Stored records
▬▬▬▬▬▬
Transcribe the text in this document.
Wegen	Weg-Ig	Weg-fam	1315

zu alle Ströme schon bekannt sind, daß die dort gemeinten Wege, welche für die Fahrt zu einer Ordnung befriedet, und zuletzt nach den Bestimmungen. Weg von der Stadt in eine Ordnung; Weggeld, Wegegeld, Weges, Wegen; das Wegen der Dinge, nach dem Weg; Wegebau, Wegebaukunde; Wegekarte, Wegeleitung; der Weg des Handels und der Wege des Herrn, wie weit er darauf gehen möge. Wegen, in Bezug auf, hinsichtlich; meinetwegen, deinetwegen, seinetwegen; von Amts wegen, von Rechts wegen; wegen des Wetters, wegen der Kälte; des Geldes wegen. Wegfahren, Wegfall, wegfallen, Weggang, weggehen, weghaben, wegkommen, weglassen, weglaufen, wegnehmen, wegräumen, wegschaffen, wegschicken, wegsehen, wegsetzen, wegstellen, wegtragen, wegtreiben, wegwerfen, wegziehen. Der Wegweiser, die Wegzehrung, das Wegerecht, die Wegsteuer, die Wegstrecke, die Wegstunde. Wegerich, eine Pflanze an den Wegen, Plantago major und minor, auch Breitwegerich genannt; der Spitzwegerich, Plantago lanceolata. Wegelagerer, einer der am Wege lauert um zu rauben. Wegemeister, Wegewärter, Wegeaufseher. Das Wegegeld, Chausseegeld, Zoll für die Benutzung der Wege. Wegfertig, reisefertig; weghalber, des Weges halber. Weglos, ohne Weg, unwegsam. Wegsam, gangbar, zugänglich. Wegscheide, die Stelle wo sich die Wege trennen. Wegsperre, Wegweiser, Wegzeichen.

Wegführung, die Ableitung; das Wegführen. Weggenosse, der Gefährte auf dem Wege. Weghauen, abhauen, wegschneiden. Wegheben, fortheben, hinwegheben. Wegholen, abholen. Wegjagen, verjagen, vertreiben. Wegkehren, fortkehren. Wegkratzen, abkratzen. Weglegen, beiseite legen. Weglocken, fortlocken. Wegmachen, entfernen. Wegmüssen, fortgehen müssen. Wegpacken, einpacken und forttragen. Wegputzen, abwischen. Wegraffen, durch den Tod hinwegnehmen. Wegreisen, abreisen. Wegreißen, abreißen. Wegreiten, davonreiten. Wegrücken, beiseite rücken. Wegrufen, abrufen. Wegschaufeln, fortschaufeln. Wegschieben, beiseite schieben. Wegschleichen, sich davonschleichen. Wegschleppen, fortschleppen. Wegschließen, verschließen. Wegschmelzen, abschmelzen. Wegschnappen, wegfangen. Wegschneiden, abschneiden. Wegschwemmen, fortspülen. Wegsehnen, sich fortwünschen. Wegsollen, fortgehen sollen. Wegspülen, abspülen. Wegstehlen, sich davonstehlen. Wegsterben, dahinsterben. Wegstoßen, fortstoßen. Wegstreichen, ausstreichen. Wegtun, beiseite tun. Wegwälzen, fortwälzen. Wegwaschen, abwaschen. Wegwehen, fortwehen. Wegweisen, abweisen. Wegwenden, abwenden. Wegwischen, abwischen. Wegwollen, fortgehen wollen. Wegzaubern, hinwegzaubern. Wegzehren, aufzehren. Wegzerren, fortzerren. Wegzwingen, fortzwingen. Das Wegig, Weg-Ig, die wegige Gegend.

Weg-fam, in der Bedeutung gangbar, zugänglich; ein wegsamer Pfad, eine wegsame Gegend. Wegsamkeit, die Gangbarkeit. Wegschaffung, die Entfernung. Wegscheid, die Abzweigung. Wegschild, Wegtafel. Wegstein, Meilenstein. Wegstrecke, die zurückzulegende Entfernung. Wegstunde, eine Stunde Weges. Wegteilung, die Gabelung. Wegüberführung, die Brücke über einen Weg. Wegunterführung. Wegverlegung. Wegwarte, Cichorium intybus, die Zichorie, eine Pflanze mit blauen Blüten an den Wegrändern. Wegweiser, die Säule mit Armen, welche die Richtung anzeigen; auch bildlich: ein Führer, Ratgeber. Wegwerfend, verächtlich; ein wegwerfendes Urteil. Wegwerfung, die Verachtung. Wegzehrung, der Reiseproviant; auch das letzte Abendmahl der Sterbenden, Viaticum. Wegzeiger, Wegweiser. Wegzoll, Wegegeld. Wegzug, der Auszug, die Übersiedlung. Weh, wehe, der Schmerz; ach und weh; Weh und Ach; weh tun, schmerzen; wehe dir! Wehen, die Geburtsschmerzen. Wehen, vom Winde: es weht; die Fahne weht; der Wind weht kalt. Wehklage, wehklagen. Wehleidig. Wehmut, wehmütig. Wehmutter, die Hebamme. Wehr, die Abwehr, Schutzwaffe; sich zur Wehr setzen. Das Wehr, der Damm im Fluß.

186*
▬▬▬▬▬▬
**Exercise**
Return all of the entries exactly as they were supplied.

**Result**
Transcribe the text in this document.
Wegen	Weg-Ig	Weg-fam	1315

zu alle Ströme schon bekannt sind, daß die dort gemeinten Wege, welche für die Fahrt zu einer Ordnung befriedet, und zuletzt nach den Bestimmungen. Weg von der Stadt in eine Ordnung; Weggeld, Wegegeld, Weges, Wegen; das Wegen der Dinge, nach dem Weg; Wegebau, Wegebaukunde; Wegekarte, Wegeleitung; der Weg des Handels und der Wege des Herrn, wie weit er darauf gehen möge. Wegen, in Bezug auf, hinsichtlich; meinetwegen, deinetwegen, seinetwegen; von Amts wegen, von Rechts wegen; wegen des Wetters, wegen der Kälte; des Geldes wegen. Wegfahren, Wegfall, wegfallen, Weggang, weggehen, weghaben, wegkommen, weglassen, weglaufen, wegnehmen, wegräumen, wegschaffen, wegschicken, wegsehen, wegsetzen, wegstellen, wegtragen, wegtreiben, wegwerfen, wegziehen. Der Wegweiser, die Wegzehrung, das Wegerecht, die Wegsteuer, die Wegstrecke, die Wegstunde. Wegerich, eine Pflanze an den Wegen, Plantago major und minor, auch Breitwegerich genannt; der Spitzwegerich, Plantago lanceolata. Wegelagerer, einer der am Wege lauert um zu rauben. Wegemeister, Wegewärter, Wegeaufseher. Das Wegegeld, Chausseegeld, Zoll für die Benutzung der Wege. Wegfertig, reisefertig; weghalber, des Weges halber. Weglos, ohne Weg, unwegsam. Wegsam, gangbar, zugänglich. Wegscheide, die Stelle wo sich die Wege trennen. Wegsperre, Wegweiser, Wegzeichen.

Wegführung, die Ableitung; das Wegführen. Weggenosse, der Gefährte auf dem Wege. Weghauen, abhauen, wegschneiden. Wegheben, fortheben, hinwegheben. Wegholen, abholen. Wegjagen, verjagen, vertreiben. Wegkehren, fortkehren. Wegkratzen, abkratzen. Weglegen, beiseite legen. Weglocken, fortlocken. Wegmachen, entfernen. Wegmüssen, fortgehen müssen. Wegpacken, einpacken und forttragen. Wegputzen, abwischen. Wegraffen, durch den Tod hinwegnehmen. Wegreisen, abreisen. Wegreißen, abreißen. Wegreiten, davonreiten. Wegrücken, beiseite rücken. Wegrufen, abrufen. Wegschaufeln, fortschaufeln. Wegschieben, beiseite schieben. Wegschleichen, sich davonschleichen. Wegschleppen, fortschleppen. Wegschließen, verschließen. Wegschmelzen, abschmelzen. Wegschnappen, wegfangen. Wegschneiden, abschneiden. Wegschwemmen, fortspülen. Wegsehnen, sich fortwünschen. Wegsollen, fortgehen sollen. Wegspülen, abspülen. Wegstehlen, sich davonstehlen. Wegsterben, dahinsterben. Wegstoßen, fortstoßen. Wegstreichen, ausstreichen. Wegtun, beiseite tun. Wegwälzen, fortwälzen. Wegwaschen, abwaschen. Wegwehen, fortwehen. Wegweisen, abweisen. Wegwenden, abwenden. Wegwischen, abwischen. Wegwollen, fortgehen wollen. Wegzaubern, hinwegzaubern. Wegzehren, aufzehren. Wegzerren, fortzerren. Wegzwingen, fortzwingen. Das Wegig, Weg-Ig, die wegige Gegend.

Weg-fam, in der Bedeutung gangbar, zugänglich; ein wegsamer Pfad, eine wegsame Gegend. Wegsamkeit, die Gangbarkeit. Wegschaffung, die Entfernung. Wegscheid, die Abzweigung. Wegschild, Wegtafel. Wegstein, Meilenstein. Wegstrecke, die zurückzulegende Entfernung. Wegstunde, eine Stunde Weges. Wegteilung, die Gabelung. Wegüberführung, die Brücke über einen Weg. Wegunterführung. Wegverlegung. Wegwarte, Cichorium intybus, die Zichorie, eine Pflanze mit blauen Blüten an den Wegrändern. Wegweiser, die Säule mit Armen, welche die Richtung anzeigen; auch bildlich: ein Führer, Ratgeber. Wegwerfend, verächtlich; ein wegwerfendes Urteil. Wegwerfung, die Verachtung. Wegzehrung, der Reiseproviant; auch das letzte Abendmahl der Sterbenden, Viaticum. Wegzeiger, Wegweiser. Wegzoll, Wegegeld. Wegzug, der Auszug, die Übersiedlung. Weh, wehe, der Schmerz; ach und weh; Weh und Ach; weh tun, schmerzen; wehe dir! Wehen, die Geburtsschmerzen. Wehen, vom Winde: es weht; die Fahne weht; der Wind weht kalt. Wehklage, wehklagen. Wehleidig. Wehmut, wehmütig. Wehmutter, die Hebamme. Wehr, die Abwehr, Schutzwaffe; sich zur Wehr setzen. Das Wehr, der Damm im Fluß.

186*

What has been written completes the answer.